● **Written problem**
In the records below, pick out all lines containing the word "Rata".

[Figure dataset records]
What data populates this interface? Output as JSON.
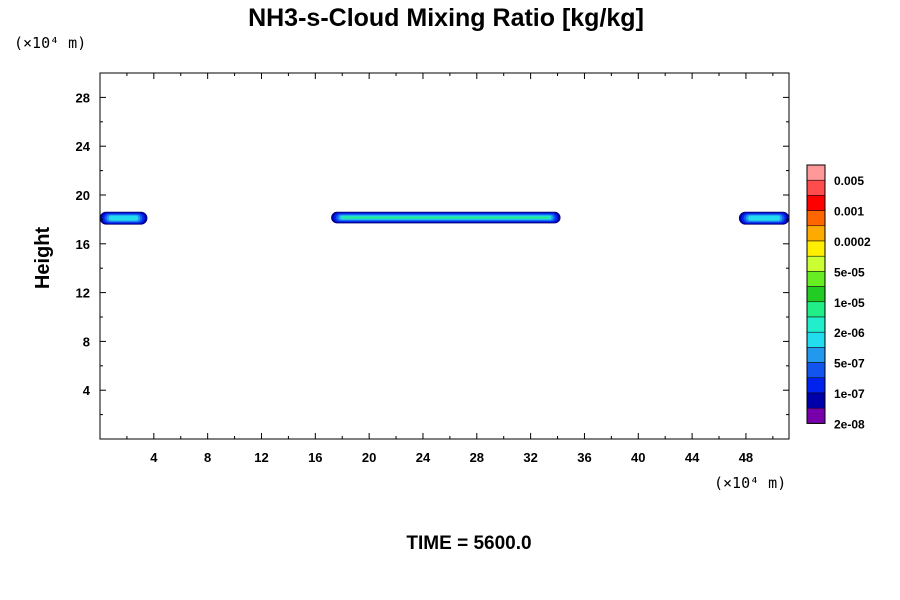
{
  "chart_data": {
    "type": "contour",
    "title": "NH3-s-Cloud Mixing Ratio [kg/kg]",
    "ylabel": "Height",
    "x_unit_label": "(×10⁴ m)",
    "y_unit_label": "(×10⁴ m)",
    "time_label": "TIME = 5600.0",
    "xlim": [
      0,
      51.2
    ],
    "ylim": [
      0,
      30
    ],
    "x_ticks": [
      "4",
      "8",
      "12",
      "16",
      "20",
      "24",
      "28",
      "32",
      "36",
      "40",
      "44",
      "48"
    ],
    "y_ticks": [
      "4",
      "8",
      "12",
      "16",
      "20",
      "24",
      "28"
    ],
    "colorbar": {
      "labels": [
        "0.005",
        "0.001",
        "0.0002",
        "5e-05",
        "1e-05",
        "2e-06",
        "5e-07",
        "1e-07",
        "2e-08"
      ],
      "colors": [
        "#ff9999",
        "#ff4d4d",
        "#ff0000",
        "#ff6600",
        "#ffaa00",
        "#ffee00",
        "#ccff33",
        "#66ee22",
        "#22cc22",
        "#22ee88",
        "#22eecc",
        "#22ddee",
        "#2299ee",
        "#1155ee",
        "#0022ee",
        "#0000aa",
        "#7700aa"
      ]
    },
    "cloud_layers": [
      {
        "x_start": 0,
        "x_end": 3.5,
        "y_bottom": 17.6,
        "y_top": 18.6,
        "max_level": "5e-07"
      },
      {
        "x_start": 17.2,
        "x_end": 34.2,
        "y_bottom": 17.7,
        "y_top": 18.6,
        "max_level": "2e-06"
      },
      {
        "x_start": 47.5,
        "x_end": 51.2,
        "y_bottom": 17.6,
        "y_top": 18.6,
        "max_level": "5e-07"
      }
    ]
  }
}
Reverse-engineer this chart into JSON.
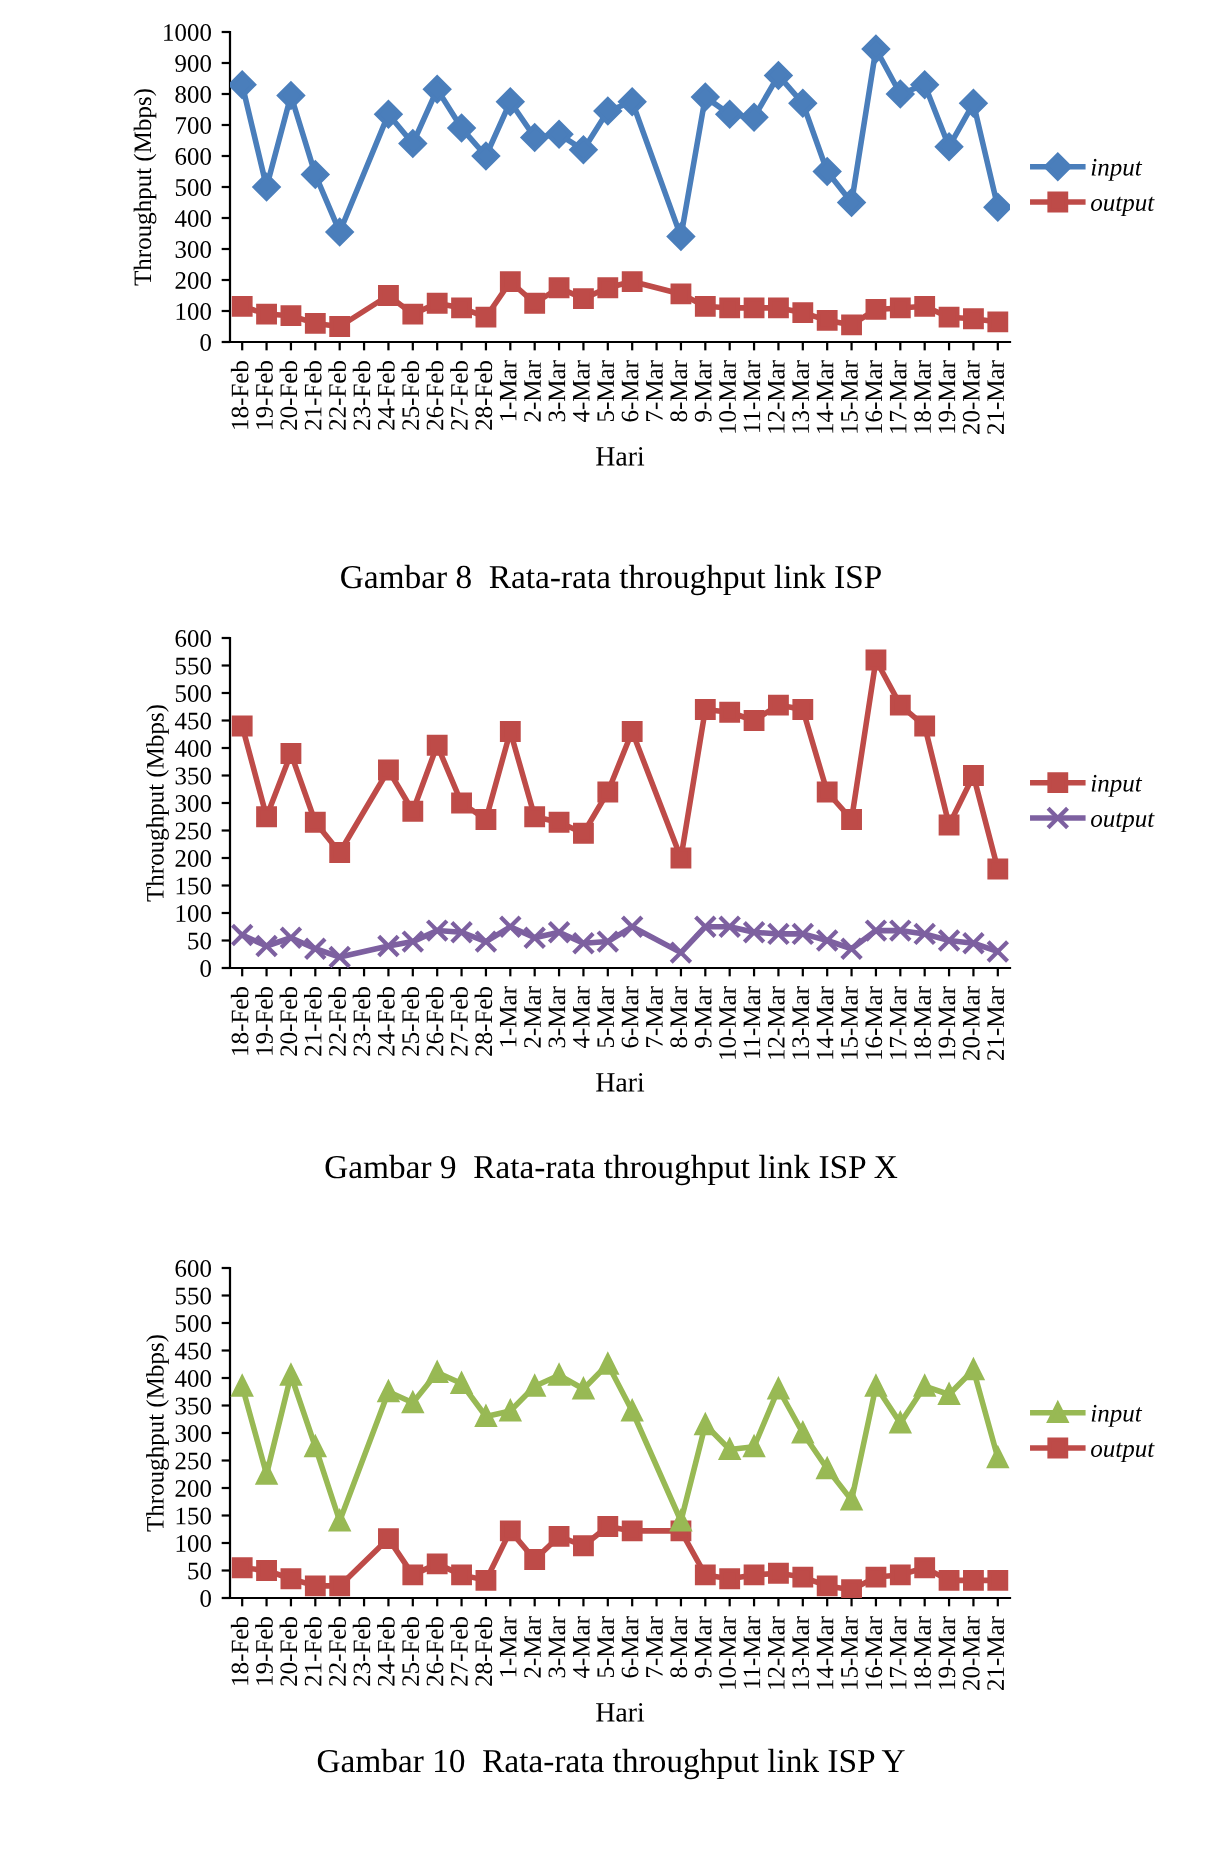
{
  "chart_data": [
    {
      "type": "line",
      "title": "Gambar 8  Rata-rata throughput link ISP",
      "xlabel": "Hari",
      "ylabel": "Throughput (Mbps)",
      "categories": [
        "18-Feb",
        "19-Feb",
        "20-Feb",
        "21-Feb",
        "22-Feb",
        "23-Feb",
        "24-Feb",
        "25-Feb",
        "26-Feb",
        "27-Feb",
        "28-Feb",
        "1-Mar",
        "2-Mar",
        "3-Mar",
        "4-Mar",
        "5-Mar",
        "6-Mar",
        "7-Mar",
        "8-Mar",
        "9-Mar",
        "10-Mar",
        "11-Mar",
        "12-Mar",
        "13-Mar",
        "14-Mar",
        "15-Mar",
        "16-Mar",
        "17-Mar",
        "18-Mar",
        "19-Mar",
        "20-Mar",
        "21-Mar"
      ],
      "series": [
        {
          "name": "input",
          "color": "#4a7ebb",
          "marker": "diamond",
          "values": [
            830,
            500,
            795,
            540,
            355,
            null,
            735,
            640,
            815,
            690,
            600,
            775,
            660,
            670,
            620,
            745,
            775,
            null,
            340,
            790,
            735,
            725,
            860,
            770,
            550,
            450,
            945,
            800,
            830,
            630,
            770,
            435
          ]
        },
        {
          "name": "output",
          "color": "#be4b48",
          "marker": "square",
          "values": [
            115,
            90,
            85,
            60,
            50,
            null,
            150,
            90,
            125,
            110,
            80,
            195,
            125,
            175,
            140,
            175,
            195,
            null,
            155,
            115,
            110,
            110,
            110,
            95,
            70,
            55,
            105,
            110,
            115,
            80,
            75,
            65
          ]
        }
      ],
      "ylim": [
        0,
        1000
      ],
      "yticks": [
        0,
        100,
        200,
        300,
        400,
        500,
        600,
        700,
        800,
        900,
        1000
      ],
      "grid": false,
      "legend": "right"
    },
    {
      "type": "line",
      "title": "Gambar 9  Rata-rata throughput link ISP X",
      "xlabel": "Hari",
      "ylabel": "Throughput (Mbps)",
      "categories": [
        "18-Feb",
        "19-Feb",
        "20-Feb",
        "21-Feb",
        "22-Feb",
        "23-Feb",
        "24-Feb",
        "25-Feb",
        "26-Feb",
        "27-Feb",
        "28-Feb",
        "1-Mar",
        "2-Mar",
        "3-Mar",
        "4-Mar",
        "5-Mar",
        "6-Mar",
        "7-Mar",
        "8-Mar",
        "9-Mar",
        "10-Mar",
        "11-Mar",
        "12-Mar",
        "13-Mar",
        "14-Mar",
        "15-Mar",
        "16-Mar",
        "17-Mar",
        "18-Mar",
        "19-Mar",
        "20-Mar",
        "21-Mar"
      ],
      "series": [
        {
          "name": "input",
          "color": "#be4b48",
          "marker": "square",
          "values": [
            440,
            275,
            390,
            265,
            210,
            null,
            360,
            285,
            405,
            300,
            270,
            430,
            275,
            265,
            245,
            320,
            430,
            null,
            200,
            470,
            465,
            450,
            478,
            470,
            320,
            270,
            560,
            478,
            440,
            260,
            350,
            180
          ]
        },
        {
          "name": "output",
          "color": "#7d60a0",
          "marker": "cross",
          "values": [
            60,
            40,
            55,
            35,
            20,
            null,
            40,
            48,
            68,
            65,
            48,
            75,
            55,
            65,
            45,
            48,
            75,
            null,
            28,
            75,
            75,
            65,
            62,
            62,
            50,
            35,
            68,
            68,
            62,
            50,
            45,
            30
          ]
        }
      ],
      "ylim": [
        0,
        600
      ],
      "yticks": [
        0,
        50,
        100,
        150,
        200,
        250,
        300,
        350,
        400,
        450,
        500,
        550,
        600
      ],
      "grid": false,
      "legend": "right"
    },
    {
      "type": "line",
      "title": "Gambar 10  Rata-rata throughput link ISP Y",
      "xlabel": "Hari",
      "ylabel": "Throughput (Mbps)",
      "categories": [
        "18-Feb",
        "19-Feb",
        "20-Feb",
        "21-Feb",
        "22-Feb",
        "23-Feb",
        "24-Feb",
        "25-Feb",
        "26-Feb",
        "27-Feb",
        "28-Feb",
        "1-Mar",
        "2-Mar",
        "3-Mar",
        "4-Mar",
        "5-Mar",
        "6-Mar",
        "7-Mar",
        "8-Mar",
        "9-Mar",
        "10-Mar",
        "11-Mar",
        "12-Mar",
        "13-Mar",
        "14-Mar",
        "15-Mar",
        "16-Mar",
        "17-Mar",
        "18-Mar",
        "19-Mar",
        "20-Mar",
        "21-Mar"
      ],
      "series": [
        {
          "name": "input",
          "color": "#98b954",
          "marker": "triangle",
          "values": [
            385,
            225,
            405,
            275,
            140,
            null,
            375,
            355,
            410,
            390,
            330,
            340,
            385,
            405,
            380,
            425,
            340,
            null,
            140,
            315,
            270,
            275,
            380,
            300,
            235,
            178,
            385,
            318,
            385,
            370,
            415,
            255
          ]
        },
        {
          "name": "output",
          "color": "#be4b48",
          "marker": "square",
          "values": [
            55,
            50,
            35,
            22,
            22,
            null,
            108,
            42,
            62,
            42,
            32,
            122,
            70,
            112,
            95,
            130,
            122,
            null,
            122,
            42,
            35,
            42,
            45,
            38,
            22,
            15,
            38,
            42,
            55,
            32,
            32,
            32
          ]
        }
      ],
      "ylim": [
        0,
        600
      ],
      "yticks": [
        0,
        50,
        100,
        150,
        200,
        250,
        300,
        350,
        400,
        450,
        500,
        550,
        600
      ],
      "grid": false,
      "legend": "right"
    }
  ]
}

● **Full answer**
      "title": "Gambar 8  Rata-rata throughput link ISP",
      "title": "Gambar 9  Rata-rata throughput link ISP X",
      "title": "Gambar 10  Rata-rata throughput link ISP Y",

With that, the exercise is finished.